Working data:
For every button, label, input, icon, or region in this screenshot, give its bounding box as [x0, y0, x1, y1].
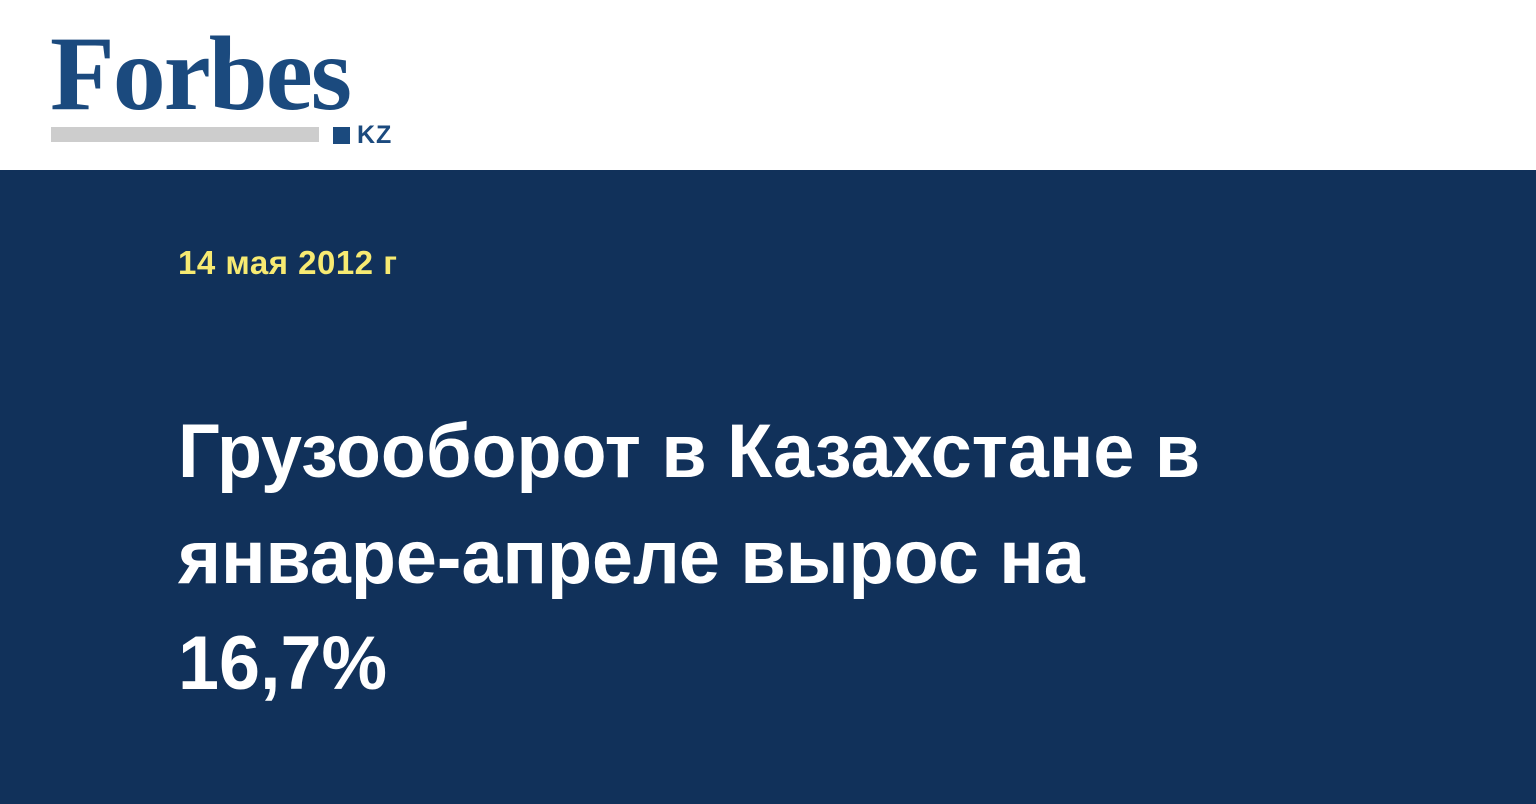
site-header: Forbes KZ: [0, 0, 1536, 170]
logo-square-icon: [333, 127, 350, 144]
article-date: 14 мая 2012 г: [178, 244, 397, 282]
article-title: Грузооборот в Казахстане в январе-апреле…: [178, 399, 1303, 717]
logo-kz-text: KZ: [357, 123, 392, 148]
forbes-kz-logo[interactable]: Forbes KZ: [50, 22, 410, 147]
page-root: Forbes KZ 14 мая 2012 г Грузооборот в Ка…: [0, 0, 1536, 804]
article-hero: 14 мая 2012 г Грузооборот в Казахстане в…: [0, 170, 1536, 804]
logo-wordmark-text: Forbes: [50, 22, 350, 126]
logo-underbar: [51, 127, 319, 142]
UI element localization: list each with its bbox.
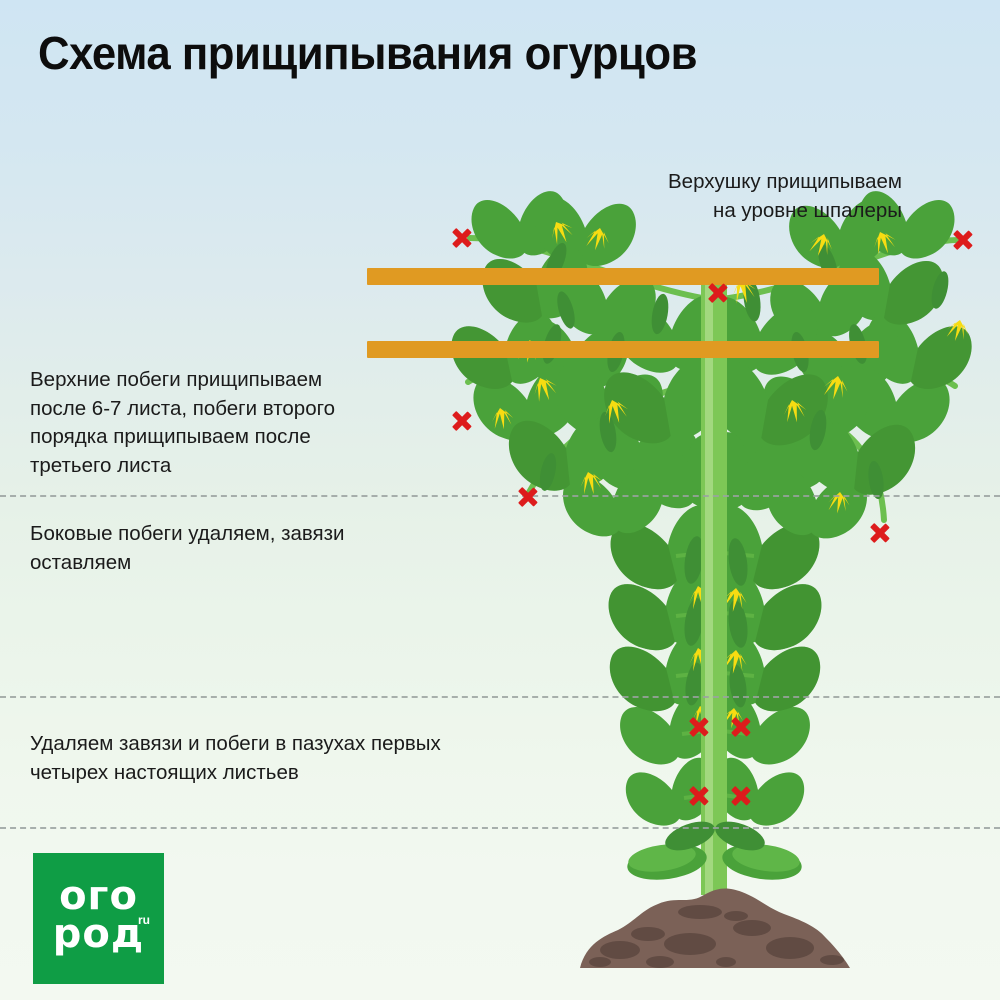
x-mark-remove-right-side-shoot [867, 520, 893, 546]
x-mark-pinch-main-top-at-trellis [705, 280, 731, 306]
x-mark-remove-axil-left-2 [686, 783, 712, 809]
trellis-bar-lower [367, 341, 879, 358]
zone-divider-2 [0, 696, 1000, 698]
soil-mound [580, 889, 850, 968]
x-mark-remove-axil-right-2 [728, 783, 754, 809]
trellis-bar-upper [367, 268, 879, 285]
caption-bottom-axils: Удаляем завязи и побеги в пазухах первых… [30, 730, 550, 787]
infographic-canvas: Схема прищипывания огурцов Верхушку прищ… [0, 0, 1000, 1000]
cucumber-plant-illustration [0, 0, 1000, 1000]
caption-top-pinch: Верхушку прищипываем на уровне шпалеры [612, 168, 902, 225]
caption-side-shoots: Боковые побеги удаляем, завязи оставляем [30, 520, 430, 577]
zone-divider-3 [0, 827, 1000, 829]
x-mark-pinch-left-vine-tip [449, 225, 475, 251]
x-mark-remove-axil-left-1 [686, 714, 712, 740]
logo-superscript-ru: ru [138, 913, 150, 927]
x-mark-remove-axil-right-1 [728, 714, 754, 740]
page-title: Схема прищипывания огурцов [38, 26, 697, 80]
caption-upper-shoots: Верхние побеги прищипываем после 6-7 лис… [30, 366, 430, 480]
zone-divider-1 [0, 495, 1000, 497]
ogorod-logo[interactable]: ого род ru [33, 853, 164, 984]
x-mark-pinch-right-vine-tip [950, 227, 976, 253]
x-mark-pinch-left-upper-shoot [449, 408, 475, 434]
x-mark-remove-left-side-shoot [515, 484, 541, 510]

Your goal:
Quote the entire listing above verbatim, line by line, but leave out the picture lines.

Solved exercise:
For every button, label, input, icon, or region in this screenshot, give its bounding box as [x0, y0, x1, y1].
site-header: Forbes KZ: [0, 0, 1536, 170]
logo-square-icon: [333, 127, 350, 144]
article-date: 14 мая 2012 г: [178, 244, 397, 282]
article-title: Грузооборот в Казахстане в январе-апреле…: [178, 399, 1303, 717]
logo-kz-text: KZ: [357, 123, 392, 148]
forbes-kz-logo[interactable]: Forbes KZ: [50, 22, 410, 147]
page-root: Forbes KZ 14 мая 2012 г Грузооборот в Ка…: [0, 0, 1536, 804]
article-hero: 14 мая 2012 г Грузооборот в Казахстане в…: [0, 170, 1536, 804]
logo-wordmark-text: Forbes: [50, 22, 350, 126]
logo-underbar: [51, 127, 319, 142]
UI element localization: list each with its bbox.
x-mark-remove-right-side-shoot [867, 520, 893, 546]
x-mark-pinch-main-top-at-trellis [705, 280, 731, 306]
x-mark-remove-axil-left-2 [686, 783, 712, 809]
trellis-bar-lower [367, 341, 879, 358]
zone-divider-2 [0, 696, 1000, 698]
soil-mound [580, 889, 850, 968]
x-mark-remove-axil-right-2 [728, 783, 754, 809]
trellis-bar-upper [367, 268, 879, 285]
caption-bottom-axils: Удаляем завязи и побеги в пазухах первых… [30, 730, 550, 787]
infographic-canvas: Схема прищипывания огурцов Верхушку прищ… [0, 0, 1000, 1000]
cucumber-plant-illustration [0, 0, 1000, 1000]
caption-top-pinch: Верхушку прищипываем на уровне шпалеры [612, 168, 902, 225]
caption-side-shoots: Боковые побеги удаляем, завязи оставляем [30, 520, 430, 577]
zone-divider-3 [0, 827, 1000, 829]
x-mark-pinch-left-vine-tip [449, 225, 475, 251]
x-mark-remove-axil-left-1 [686, 714, 712, 740]
logo-superscript-ru: ru [138, 913, 150, 927]
x-mark-remove-axil-right-1 [728, 714, 754, 740]
page-title: Схема прищипывания огурцов [38, 26, 697, 80]
caption-upper-shoots: Верхние побеги прищипываем после 6-7 лис… [30, 366, 430, 480]
zone-divider-1 [0, 495, 1000, 497]
ogorod-logo[interactable]: ого род ru [33, 853, 164, 984]
x-mark-pinch-right-vine-tip [950, 227, 976, 253]
x-mark-pinch-left-upper-shoot [449, 408, 475, 434]
x-mark-remove-left-side-shoot [515, 484, 541, 510]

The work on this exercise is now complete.